Dataset entries
____
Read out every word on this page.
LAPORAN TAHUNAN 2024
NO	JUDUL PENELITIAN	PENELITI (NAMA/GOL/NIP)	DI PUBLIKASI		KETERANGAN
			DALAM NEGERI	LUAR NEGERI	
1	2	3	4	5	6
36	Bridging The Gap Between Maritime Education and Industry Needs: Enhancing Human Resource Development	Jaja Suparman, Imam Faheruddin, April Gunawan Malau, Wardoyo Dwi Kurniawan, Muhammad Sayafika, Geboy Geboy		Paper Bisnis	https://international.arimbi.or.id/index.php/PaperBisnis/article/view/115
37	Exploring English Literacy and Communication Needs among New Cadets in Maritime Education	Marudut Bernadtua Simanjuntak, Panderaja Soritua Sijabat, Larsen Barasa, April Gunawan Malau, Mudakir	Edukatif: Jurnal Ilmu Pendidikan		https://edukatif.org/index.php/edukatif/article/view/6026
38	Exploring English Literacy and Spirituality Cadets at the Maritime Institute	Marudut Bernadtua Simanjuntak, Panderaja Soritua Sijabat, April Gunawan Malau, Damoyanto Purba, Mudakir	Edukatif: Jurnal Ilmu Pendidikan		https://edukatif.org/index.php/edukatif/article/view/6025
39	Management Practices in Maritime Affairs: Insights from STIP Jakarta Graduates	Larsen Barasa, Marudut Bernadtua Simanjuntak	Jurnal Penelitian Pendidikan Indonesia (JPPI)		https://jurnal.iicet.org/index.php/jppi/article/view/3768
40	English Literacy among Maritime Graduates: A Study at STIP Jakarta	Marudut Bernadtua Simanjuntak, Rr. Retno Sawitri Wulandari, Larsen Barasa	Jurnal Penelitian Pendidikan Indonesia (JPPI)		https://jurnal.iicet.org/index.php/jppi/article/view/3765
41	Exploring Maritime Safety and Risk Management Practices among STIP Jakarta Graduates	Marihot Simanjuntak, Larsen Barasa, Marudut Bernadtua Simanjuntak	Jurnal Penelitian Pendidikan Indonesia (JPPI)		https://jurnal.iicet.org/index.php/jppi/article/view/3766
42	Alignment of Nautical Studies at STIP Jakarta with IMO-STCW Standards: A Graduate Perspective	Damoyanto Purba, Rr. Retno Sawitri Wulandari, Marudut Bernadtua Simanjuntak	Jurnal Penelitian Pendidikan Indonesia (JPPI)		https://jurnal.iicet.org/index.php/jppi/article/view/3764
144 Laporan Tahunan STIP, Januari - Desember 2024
____
## [The request]
Give the count of lines in the data above that hold the string "Larsen", with no additional words.

## [Full response]
4